▶ Text segment
──────
THANKS FOR THIS!

People have been giving thanks for a good harvest ever since they’ve been growing things. It’s a natural impulse to thank your Higher Power when a growing season of brutal work ends with plenty of food to feed your family.
Let's just dispense with all those happy little myths about friendly Indigenous people joyfully feeding the Pilgrims. It’s entirely possible that some tribes did indeed help out the first settlers…and it’s undeniable that the new arrivals repaid them badly.
By the late 1600s, both Massachusetts and Virginia had official fall thanksgiving events, and as other colonies and states evolved, they followed suit. Dates were all over the late-autumn calendar, but by the end of the 18th century, everyone was settling on the last Thursday in November. It helped that it was close to “Evacuation Day,” the date the new nation celebrated the exit of the last British troops.
──────
▶ Data provided
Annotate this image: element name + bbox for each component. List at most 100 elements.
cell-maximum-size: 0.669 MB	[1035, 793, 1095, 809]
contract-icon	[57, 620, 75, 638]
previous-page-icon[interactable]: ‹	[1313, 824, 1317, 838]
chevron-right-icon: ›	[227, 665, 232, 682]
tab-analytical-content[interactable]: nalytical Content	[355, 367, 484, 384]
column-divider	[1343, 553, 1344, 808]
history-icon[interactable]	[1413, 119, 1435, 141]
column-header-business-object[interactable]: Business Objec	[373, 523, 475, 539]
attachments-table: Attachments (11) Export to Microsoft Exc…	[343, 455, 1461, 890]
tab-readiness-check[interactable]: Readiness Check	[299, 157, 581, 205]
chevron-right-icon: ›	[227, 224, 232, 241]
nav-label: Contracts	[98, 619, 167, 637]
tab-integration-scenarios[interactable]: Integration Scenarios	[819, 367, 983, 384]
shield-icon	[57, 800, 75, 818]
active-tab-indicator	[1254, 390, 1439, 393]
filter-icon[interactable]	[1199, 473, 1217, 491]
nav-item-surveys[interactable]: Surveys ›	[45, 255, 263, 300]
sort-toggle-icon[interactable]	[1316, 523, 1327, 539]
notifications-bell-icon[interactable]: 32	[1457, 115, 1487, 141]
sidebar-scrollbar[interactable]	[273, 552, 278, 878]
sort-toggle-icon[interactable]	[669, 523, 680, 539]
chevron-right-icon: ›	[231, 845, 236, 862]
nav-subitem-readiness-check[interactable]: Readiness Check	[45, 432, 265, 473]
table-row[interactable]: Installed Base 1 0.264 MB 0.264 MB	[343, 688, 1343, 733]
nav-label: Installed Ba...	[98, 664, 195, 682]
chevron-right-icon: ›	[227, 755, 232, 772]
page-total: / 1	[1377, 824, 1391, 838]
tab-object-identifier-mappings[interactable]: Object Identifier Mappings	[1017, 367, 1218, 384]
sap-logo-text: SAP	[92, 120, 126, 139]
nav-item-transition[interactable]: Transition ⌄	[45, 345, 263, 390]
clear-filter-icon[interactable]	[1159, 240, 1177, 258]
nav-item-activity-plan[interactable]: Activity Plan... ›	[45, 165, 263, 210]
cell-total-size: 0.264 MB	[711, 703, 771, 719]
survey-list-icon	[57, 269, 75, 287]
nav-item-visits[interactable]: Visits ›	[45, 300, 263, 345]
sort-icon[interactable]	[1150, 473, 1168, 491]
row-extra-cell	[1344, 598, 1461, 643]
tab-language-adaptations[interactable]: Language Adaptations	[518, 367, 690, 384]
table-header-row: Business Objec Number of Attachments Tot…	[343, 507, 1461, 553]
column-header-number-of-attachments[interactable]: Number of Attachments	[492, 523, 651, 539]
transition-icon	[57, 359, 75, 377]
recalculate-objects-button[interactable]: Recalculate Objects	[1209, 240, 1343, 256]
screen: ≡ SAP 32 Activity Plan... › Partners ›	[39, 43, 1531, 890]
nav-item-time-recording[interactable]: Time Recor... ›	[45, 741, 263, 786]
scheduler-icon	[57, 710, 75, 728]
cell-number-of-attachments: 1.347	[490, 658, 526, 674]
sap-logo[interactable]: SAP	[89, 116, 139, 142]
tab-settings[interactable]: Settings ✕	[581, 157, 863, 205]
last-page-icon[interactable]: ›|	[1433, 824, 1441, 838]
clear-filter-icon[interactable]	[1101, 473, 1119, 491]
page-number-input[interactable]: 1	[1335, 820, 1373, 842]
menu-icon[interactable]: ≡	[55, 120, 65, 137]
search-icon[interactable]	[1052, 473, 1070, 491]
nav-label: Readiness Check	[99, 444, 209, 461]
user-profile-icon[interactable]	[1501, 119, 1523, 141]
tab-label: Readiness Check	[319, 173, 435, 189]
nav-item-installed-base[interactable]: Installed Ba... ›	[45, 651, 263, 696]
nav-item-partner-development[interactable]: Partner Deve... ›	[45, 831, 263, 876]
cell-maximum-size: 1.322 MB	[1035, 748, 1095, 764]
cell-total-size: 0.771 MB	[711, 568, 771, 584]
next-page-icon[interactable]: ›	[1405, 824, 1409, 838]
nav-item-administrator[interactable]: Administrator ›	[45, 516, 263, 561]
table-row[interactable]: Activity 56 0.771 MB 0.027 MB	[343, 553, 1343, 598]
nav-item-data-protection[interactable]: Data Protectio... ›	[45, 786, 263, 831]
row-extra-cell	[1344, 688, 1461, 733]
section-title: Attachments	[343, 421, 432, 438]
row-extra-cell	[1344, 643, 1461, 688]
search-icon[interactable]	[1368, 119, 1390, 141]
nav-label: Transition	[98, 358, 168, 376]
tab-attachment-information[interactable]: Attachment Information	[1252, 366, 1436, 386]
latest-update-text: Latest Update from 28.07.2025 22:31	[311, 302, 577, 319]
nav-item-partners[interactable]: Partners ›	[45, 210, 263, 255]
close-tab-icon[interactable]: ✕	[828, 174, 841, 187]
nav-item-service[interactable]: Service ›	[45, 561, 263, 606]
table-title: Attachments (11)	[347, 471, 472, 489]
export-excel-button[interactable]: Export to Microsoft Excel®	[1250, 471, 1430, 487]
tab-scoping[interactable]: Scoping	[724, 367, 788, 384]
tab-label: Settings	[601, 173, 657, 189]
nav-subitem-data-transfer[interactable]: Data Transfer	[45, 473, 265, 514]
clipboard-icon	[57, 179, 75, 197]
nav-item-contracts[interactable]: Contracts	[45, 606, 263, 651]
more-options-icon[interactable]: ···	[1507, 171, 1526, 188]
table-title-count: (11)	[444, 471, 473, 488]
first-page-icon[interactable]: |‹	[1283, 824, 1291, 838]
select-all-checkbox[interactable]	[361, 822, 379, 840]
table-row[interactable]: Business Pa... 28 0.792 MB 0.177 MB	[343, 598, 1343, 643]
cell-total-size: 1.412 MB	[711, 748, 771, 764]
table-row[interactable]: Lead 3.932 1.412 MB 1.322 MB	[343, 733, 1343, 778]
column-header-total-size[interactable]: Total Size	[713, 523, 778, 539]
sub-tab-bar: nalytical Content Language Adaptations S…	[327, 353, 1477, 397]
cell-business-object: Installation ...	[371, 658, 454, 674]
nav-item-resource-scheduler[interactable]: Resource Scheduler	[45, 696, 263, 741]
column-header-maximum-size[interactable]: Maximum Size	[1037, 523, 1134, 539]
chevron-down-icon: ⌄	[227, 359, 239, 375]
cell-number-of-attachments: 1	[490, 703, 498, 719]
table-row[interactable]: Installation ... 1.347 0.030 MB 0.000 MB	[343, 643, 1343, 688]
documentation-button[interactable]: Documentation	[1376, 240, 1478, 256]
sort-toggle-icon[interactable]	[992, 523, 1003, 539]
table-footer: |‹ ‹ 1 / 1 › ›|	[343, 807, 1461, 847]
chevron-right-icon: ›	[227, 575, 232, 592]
──────
▶ Problems to work on
- 1) What are the sentences of the paragraph in the thanksgiving text that begins "By the late 1600s"? List each one in order.
- 2) Answer these questions from the thanksgiving text:
(a) What ends with plenty of food to feed your family?
(b) Which two colonies had official fall thanksgiving events by the late 1600s?
(c) What did the new nation celebrate on “Evacuation Day”?
- 3) Could you transcribe the thanksgiving text from "People have been" to "repaid them badly."?

▶ Outputs in order
- 1)
1. By the late 1600s, both Massachusetts and Virginia had official fall thanksgiving events, and as other colonies and states evolved, they followed suit.
2. Dates were all over the late-autumn calendar, but by the end of the 18th century, everyone was settling on the last Thursday in November.
3. It helped that it was close to “Evacuation Day,” the date the new nation celebrated the exit of the last British troops.

- 2)
(a) A growing season of brutal work.
(b) Massachusetts and Virginia.
(c) The exit of the last British troops.

- 3)
People have been giving thanks for a good harvest ever since they’ve been growing things. It’s a natural impulse to thank your Higher Power when a growing season of brutal work ends with plenty of food to feed your family.
Let's just dispense with all those happy little myths about friendly Indigenous people joyfully feeding the Pilgrims. It’s entirely possible that some tribes did indeed help out the first settlers…and it’s undeniable that the new arrivals repaid them badly.